Repeat the entire listing exactly.

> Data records
>>
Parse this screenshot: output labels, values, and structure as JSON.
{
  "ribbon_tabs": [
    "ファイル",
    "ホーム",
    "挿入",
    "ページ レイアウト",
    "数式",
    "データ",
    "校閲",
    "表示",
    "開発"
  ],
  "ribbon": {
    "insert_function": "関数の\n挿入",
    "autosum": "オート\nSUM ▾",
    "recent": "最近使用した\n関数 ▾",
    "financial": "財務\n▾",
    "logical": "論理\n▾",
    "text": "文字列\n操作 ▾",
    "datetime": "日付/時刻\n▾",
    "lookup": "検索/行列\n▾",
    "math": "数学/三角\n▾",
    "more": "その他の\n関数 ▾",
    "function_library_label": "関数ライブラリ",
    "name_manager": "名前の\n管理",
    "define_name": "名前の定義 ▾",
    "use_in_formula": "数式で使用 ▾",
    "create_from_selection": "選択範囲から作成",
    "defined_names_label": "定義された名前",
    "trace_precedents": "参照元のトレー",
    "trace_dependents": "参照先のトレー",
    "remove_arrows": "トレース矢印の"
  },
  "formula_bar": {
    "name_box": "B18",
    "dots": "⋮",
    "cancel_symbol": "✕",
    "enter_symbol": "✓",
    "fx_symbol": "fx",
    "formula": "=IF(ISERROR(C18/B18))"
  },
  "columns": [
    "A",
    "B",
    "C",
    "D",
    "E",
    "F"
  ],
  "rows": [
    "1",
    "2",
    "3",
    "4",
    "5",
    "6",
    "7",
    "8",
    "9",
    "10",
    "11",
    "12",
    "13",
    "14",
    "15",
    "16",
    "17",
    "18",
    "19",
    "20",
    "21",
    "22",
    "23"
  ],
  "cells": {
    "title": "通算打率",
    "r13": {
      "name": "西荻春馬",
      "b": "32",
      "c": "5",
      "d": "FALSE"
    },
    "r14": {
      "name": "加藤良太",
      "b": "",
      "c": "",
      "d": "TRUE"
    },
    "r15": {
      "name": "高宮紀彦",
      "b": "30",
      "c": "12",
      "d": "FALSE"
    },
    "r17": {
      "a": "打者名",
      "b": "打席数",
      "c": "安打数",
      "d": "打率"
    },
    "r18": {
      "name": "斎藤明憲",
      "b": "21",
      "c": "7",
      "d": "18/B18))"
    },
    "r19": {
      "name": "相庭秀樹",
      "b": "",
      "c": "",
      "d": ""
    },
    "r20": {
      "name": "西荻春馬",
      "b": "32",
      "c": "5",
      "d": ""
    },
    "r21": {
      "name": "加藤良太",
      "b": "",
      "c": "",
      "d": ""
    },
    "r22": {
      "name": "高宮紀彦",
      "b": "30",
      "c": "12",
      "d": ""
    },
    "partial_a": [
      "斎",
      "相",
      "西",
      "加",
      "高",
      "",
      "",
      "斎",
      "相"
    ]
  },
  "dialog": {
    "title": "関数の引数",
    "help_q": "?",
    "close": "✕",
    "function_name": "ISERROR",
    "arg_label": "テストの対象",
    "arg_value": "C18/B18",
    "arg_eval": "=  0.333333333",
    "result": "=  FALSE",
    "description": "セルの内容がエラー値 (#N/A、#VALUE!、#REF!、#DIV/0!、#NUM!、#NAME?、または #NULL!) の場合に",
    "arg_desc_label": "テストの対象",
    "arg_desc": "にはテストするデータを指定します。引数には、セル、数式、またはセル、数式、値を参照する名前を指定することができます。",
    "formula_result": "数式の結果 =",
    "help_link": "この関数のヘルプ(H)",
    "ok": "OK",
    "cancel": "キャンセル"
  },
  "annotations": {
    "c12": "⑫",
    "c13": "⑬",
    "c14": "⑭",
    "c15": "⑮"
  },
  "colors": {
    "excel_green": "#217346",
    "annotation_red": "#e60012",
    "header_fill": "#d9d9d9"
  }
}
<<
> RESPONSE FOR THIS EXERCISE
Parse this screenshot: output labels, values, and structure as JSON.
{
  "ribbon_tabs": [
    "ファイル",
    "ホーム",
    "挿入",
    "ページ レイアウト",
    "数式",
    "データ",
    "校閲",
    "表示",
    "開発"
  ],
  "ribbon": {
    "insert_function": "関数の\n挿入",
    "autosum": "オート\nSUM ▾",
    "recent": "最近使用した\n関数 ▾",
    "financial": "財務\n▾",
    "logical": "論理\n▾",
    "text": "文字列\n操作 ▾",
    "datetime": "日付/時刻\n▾",
    "lookup": "検索/行列\n▾",
    "math": "数学/三角\n▾",
    "more": "その他の\n関数 ▾",
    "function_library_label": "関数ライブラリ",
    "name_manager": "名前の\n管理",
    "define_name": "名前の定義 ▾",
    "use_in_formula": "数式で使用 ▾",
    "create_from_selection": "選択範囲から作成",
    "defined_names_label": "定義された名前",
    "trace_precedents": "参照元のトレー",
    "trace_dependents": "参照先のトレー",
    "remove_arrows": "トレース矢印の"
  },
  "formula_bar": {
    "name_box": "B18",
    "dots": "⋮",
    "cancel_symbol": "✕",
    "enter_symbol": "✓",
    "fx_symbol": "fx",
    "formula": "=IF(ISERROR(C18/B18))"
  },
  "columns": [
    "A",
    "B",
    "C",
    "D",
    "E",
    "F"
  ],
  "rows": [
    "1",
    "2",
    "3",
    "4",
    "5",
    "6",
    "7",
    "8",
    "9",
    "10",
    "11",
    "12",
    "13",
    "14",
    "15",
    "16",
    "17",
    "18",
    "19",
    "20",
    "21",
    "22",
    "23"
  ],
  "cells": {
    "title": "通算打率",
    "r13": {
      "name": "西荻春馬",
      "b": "32",
      "c": "5",
      "d": "FALSE"
    },
    "r14": {
      "name": "加藤良太",
      "b": "",
      "c": "",
      "d": "TRUE"
    },
    "r15": {
      "name": "高宮紀彦",
      "b": "30",
      "c": "12",
      "d": "FALSE"
    },
    "r17": {
      "a": "打者名",
      "b": "打席数",
      "c": "安打数",
      "d": "打率"
    },
    "r18": {
      "name": "斎藤明憲",
      "b": "21",
      "c": "7",
      "d": "18/B18))"
    },
    "r19": {
      "name": "相庭秀樹",
      "b": "",
      "c": "",
      "d": ""
    },
    "r20": {
      "name": "西荻春馬",
      "b": "32",
      "c": "5",
      "d": ""
    },
    "r21": {
      "name": "加藤良太",
      "b": "",
      "c": "",
      "d": ""
    },
    "r22": {
      "name": "高宮紀彦",
      "b": "30",
      "c": "12",
      "d": ""
    },
    "partial_a": [
      "斎",
      "相",
      "西",
      "加",
      "高",
      "",
      "",
      "斎",
      "相"
    ]
  },
  "dialog": {
    "title": "関数の引数",
    "help_q": "?",
    "close": "✕",
    "function_name": "ISERROR",
    "arg_label": "テストの対象",
    "arg_value": "C18/B18",
    "arg_eval": "=  0.333333333",
    "result": "=  FALSE",
    "description": "セルの内容がエラー値 (#N/A、#VALUE!、#REF!、#DIV/0!、#NUM!、#NAME?、または #NULL!) の場合に",
    "arg_desc_label": "テストの対象",
    "arg_desc": "にはテストするデータを指定します。引数には、セル、数式、またはセル、数式、値を参照する名前を指定することができます。",
    "formula_result": "数式の結果 =",
    "help_link": "この関数のヘルプ(H)",
    "ok": "OK",
    "cancel": "キャンセル"
  },
  "annotations": {
    "c12": "⑫",
    "c13": "⑬",
    "c14": "⑭",
    "c15": "⑮"
  },
  "colors": {
    "excel_green": "#217346",
    "annotation_red": "#e60012",
    "header_fill": "#d9d9d9"
  }
}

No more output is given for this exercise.